— What the task requires —
Scan the material and copy every line in which "Leave" appears.

+++ Data provided +++

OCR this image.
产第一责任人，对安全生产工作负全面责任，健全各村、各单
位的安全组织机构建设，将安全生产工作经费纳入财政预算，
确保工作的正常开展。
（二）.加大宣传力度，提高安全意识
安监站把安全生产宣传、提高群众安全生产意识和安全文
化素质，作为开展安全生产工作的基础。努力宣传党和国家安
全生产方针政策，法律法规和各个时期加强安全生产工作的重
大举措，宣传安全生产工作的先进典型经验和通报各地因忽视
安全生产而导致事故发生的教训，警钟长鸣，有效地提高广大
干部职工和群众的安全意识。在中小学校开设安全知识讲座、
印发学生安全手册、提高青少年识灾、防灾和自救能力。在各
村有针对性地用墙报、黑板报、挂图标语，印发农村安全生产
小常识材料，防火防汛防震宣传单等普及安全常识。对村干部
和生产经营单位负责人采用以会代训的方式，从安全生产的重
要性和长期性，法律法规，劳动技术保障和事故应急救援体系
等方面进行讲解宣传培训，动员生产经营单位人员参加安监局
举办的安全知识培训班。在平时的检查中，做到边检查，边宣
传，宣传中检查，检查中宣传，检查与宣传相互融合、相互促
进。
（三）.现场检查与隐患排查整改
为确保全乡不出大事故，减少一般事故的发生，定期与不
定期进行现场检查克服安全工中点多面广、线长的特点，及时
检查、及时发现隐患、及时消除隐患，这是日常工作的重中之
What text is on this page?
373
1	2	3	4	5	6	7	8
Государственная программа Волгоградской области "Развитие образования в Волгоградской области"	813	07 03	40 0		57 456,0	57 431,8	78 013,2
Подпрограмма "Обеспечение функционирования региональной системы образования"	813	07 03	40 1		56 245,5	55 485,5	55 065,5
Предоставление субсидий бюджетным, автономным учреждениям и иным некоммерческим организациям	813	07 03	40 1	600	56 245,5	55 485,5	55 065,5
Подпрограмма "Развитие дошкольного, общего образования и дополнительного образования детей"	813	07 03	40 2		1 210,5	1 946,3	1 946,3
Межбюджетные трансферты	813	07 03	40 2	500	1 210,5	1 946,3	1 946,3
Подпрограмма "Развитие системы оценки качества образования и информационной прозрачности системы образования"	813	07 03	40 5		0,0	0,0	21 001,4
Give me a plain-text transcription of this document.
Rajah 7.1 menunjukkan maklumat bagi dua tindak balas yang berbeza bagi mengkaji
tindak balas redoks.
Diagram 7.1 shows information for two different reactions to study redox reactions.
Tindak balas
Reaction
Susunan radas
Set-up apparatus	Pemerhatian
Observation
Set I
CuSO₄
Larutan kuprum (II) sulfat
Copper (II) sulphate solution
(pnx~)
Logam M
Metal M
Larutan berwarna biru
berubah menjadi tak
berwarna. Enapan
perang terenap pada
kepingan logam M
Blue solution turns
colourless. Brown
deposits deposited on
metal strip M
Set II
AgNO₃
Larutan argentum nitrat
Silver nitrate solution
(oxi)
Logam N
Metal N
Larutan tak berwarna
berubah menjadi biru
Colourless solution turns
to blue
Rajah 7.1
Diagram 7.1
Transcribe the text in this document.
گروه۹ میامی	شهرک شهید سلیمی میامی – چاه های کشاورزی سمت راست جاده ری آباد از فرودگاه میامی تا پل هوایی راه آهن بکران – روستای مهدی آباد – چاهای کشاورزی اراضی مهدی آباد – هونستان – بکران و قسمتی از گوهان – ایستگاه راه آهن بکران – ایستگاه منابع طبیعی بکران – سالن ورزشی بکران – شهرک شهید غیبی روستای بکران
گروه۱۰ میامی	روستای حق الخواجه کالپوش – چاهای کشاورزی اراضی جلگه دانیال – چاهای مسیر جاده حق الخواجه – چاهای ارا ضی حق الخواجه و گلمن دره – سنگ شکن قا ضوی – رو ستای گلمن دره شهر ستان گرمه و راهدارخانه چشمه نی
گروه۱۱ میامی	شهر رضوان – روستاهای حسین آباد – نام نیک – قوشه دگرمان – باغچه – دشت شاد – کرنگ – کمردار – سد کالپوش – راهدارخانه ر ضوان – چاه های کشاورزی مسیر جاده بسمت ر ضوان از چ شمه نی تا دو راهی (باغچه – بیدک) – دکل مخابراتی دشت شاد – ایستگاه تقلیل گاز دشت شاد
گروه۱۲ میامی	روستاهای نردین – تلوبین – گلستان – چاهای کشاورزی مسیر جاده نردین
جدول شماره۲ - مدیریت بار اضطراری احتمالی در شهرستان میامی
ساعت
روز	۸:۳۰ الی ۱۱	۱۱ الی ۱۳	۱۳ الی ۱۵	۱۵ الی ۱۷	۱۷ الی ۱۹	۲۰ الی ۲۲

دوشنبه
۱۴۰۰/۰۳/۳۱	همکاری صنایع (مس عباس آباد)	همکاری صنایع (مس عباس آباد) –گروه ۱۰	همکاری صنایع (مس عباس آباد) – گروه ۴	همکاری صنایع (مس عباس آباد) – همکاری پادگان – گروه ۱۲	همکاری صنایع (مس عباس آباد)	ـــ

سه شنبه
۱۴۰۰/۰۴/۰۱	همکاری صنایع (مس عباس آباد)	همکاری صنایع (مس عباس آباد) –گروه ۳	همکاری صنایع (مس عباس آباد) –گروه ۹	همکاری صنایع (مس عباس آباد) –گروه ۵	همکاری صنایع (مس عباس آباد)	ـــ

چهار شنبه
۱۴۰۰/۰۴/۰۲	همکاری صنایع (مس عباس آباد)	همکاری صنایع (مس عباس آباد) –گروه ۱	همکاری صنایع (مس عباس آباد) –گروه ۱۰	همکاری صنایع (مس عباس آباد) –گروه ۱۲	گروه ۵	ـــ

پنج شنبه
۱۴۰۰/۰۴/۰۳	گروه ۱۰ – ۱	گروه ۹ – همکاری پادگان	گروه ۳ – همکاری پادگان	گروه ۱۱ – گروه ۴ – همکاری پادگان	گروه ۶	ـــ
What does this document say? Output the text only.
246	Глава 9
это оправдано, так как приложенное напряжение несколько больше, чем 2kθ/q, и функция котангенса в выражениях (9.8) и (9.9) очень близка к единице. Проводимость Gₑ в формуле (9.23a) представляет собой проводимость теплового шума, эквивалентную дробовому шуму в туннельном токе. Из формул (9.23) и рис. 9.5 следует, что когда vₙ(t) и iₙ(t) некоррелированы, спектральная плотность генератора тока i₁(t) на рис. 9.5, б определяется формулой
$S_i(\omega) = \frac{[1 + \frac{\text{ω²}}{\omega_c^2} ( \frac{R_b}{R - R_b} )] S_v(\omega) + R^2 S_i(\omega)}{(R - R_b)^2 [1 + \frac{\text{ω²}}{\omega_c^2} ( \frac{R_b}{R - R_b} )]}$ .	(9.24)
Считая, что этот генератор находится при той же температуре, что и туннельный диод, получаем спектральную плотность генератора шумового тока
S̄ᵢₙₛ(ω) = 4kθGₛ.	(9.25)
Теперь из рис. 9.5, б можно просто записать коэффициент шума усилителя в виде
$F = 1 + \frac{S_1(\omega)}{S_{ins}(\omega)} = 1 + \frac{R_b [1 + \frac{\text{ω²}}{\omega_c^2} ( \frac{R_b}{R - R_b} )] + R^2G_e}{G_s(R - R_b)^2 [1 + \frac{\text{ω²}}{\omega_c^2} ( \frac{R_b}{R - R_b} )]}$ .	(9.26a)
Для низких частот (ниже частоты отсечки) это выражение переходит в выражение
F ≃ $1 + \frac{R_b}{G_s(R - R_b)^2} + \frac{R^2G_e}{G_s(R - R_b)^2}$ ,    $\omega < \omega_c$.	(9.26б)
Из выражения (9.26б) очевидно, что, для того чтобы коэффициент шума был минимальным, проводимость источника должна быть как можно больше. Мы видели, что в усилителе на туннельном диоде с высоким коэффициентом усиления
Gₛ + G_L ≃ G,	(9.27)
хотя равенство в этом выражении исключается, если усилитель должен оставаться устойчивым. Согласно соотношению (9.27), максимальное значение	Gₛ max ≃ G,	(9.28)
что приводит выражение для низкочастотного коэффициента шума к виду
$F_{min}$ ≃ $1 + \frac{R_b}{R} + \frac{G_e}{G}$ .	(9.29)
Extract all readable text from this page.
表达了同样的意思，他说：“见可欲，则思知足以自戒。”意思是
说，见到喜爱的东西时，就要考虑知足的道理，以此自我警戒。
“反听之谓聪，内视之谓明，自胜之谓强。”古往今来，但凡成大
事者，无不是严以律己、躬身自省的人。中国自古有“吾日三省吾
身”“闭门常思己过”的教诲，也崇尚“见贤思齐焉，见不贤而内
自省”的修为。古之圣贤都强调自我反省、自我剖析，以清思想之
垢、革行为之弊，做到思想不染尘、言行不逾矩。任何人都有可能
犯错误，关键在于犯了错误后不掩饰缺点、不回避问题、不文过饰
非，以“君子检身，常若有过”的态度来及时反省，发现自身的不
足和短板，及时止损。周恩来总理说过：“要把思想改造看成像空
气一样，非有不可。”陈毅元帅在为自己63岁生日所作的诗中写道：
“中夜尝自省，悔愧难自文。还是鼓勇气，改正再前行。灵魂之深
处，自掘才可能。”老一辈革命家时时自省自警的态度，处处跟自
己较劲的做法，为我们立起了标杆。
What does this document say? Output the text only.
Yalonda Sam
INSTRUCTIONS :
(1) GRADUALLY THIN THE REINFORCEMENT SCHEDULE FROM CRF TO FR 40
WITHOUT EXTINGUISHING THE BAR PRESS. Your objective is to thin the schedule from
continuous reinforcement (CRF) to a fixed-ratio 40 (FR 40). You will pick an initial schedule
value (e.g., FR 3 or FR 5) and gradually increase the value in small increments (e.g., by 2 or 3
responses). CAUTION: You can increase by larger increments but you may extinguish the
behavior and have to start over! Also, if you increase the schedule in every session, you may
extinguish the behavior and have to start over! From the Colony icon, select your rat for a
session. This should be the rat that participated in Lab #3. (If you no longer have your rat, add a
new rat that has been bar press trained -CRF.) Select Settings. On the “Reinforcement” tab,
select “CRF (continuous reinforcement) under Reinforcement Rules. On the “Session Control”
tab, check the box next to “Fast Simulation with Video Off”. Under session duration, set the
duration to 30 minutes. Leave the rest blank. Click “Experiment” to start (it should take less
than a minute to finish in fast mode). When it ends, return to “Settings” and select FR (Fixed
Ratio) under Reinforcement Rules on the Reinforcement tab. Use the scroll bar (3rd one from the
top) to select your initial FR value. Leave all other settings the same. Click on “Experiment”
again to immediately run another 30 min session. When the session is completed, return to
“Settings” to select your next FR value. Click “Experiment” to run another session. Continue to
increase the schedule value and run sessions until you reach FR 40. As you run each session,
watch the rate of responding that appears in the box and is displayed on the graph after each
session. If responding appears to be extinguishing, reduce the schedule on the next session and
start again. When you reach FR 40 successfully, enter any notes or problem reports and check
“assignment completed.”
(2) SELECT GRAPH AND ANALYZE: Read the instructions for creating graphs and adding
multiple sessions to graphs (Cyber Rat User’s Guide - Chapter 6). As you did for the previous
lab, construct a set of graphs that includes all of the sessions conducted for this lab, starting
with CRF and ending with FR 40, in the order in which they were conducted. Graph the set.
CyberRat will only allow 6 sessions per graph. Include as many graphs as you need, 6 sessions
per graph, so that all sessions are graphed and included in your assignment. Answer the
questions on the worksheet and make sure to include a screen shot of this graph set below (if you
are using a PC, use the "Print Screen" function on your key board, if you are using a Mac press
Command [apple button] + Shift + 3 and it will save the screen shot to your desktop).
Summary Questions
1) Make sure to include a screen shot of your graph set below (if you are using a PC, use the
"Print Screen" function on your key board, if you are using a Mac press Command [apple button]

+++

— Expected output —
duration to 30 minutes. Leave the rest blank. Click “Experiment” to start (it should take less
top) to select your initial FR value. Leave all other settings the same. Click on “Experiment”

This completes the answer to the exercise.